» WHAT NEEDS TO BE DONE:
Examine the records and identify each line that includes the string "name". Copy those lines.

_____

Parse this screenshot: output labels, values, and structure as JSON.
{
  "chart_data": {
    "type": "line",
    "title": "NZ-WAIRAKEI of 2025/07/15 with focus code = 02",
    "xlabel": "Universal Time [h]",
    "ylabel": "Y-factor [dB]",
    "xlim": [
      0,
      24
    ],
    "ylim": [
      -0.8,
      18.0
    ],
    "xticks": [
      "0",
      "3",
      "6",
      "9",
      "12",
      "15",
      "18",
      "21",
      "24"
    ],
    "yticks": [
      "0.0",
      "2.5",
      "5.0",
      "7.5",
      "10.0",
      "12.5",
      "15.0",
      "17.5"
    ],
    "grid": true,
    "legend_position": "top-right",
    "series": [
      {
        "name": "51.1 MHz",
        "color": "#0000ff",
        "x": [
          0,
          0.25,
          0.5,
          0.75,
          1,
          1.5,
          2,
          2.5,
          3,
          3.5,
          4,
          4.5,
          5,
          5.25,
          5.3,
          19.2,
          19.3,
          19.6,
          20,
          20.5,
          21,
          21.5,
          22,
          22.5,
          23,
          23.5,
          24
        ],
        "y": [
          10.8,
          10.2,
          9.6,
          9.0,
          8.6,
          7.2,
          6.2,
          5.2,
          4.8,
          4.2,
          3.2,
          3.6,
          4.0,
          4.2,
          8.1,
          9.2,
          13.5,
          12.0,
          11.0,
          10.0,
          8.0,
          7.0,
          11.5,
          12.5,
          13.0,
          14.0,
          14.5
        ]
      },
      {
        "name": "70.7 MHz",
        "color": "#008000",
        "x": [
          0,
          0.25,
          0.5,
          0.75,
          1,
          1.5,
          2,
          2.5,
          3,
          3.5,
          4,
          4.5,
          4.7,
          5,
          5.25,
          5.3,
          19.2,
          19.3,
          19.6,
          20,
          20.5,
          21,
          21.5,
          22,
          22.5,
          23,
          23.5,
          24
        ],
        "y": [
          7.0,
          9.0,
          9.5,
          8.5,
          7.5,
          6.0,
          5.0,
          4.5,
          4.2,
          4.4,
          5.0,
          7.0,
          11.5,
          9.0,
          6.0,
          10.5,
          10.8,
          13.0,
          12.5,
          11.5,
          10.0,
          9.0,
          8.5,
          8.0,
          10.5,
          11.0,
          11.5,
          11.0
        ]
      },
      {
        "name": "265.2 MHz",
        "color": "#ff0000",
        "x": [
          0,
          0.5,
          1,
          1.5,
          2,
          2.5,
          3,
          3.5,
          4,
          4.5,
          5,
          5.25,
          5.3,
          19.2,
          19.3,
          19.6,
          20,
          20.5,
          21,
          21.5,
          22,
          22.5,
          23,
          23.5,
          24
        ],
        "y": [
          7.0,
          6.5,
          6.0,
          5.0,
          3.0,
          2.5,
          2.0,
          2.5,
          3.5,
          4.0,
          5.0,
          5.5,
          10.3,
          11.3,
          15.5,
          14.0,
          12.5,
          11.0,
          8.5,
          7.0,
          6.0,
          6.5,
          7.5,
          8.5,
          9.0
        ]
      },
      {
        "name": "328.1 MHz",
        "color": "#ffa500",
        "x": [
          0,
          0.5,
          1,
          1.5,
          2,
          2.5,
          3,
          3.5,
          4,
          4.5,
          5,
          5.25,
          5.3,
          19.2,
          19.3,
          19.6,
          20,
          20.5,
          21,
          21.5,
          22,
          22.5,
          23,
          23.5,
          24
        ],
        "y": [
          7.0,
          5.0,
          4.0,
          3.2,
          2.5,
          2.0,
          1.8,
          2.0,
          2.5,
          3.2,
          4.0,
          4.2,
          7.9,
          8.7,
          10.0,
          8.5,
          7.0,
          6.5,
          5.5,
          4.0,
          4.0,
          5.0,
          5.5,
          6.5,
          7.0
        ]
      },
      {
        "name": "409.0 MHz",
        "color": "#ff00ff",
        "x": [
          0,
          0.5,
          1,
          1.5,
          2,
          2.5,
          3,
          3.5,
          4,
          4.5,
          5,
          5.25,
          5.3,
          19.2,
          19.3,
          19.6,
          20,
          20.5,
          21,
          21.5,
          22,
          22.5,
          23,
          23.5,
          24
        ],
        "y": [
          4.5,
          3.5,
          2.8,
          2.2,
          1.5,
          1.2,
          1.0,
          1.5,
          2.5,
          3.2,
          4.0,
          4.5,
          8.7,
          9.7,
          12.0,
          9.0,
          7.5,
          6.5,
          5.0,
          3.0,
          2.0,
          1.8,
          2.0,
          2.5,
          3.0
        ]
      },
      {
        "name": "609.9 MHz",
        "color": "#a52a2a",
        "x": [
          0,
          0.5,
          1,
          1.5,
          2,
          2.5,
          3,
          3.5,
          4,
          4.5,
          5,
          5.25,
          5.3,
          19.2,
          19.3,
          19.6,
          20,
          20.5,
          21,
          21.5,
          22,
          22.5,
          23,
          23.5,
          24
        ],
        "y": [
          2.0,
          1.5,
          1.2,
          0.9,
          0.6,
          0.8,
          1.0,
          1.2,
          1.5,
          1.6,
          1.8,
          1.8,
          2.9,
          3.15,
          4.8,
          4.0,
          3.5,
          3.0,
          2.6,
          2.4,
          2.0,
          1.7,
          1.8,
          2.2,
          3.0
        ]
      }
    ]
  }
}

_____

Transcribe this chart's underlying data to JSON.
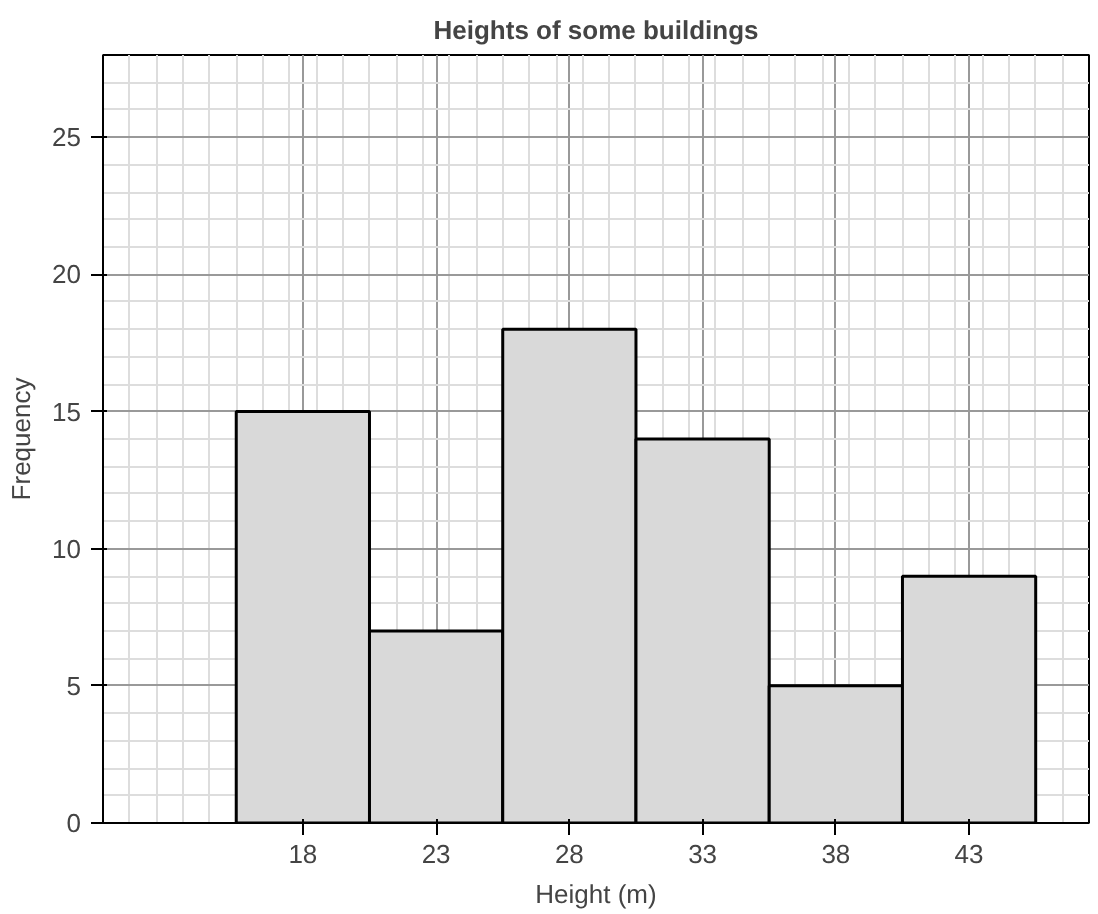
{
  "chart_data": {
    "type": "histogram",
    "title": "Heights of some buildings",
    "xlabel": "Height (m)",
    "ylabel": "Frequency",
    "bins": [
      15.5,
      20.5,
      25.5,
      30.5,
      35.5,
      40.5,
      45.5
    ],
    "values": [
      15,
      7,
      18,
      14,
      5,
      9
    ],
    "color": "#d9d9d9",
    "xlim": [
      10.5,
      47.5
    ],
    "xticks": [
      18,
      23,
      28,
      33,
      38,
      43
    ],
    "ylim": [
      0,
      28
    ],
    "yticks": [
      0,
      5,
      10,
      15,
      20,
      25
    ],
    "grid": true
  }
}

_____

» RESULT:
        "name": "51.1 MHz",
        "name": "70.7 MHz",
        "name": "265.2 MHz",
        "name": "328.1 MHz",
        "name": "409.0 MHz",
        "name": "609.9 MHz",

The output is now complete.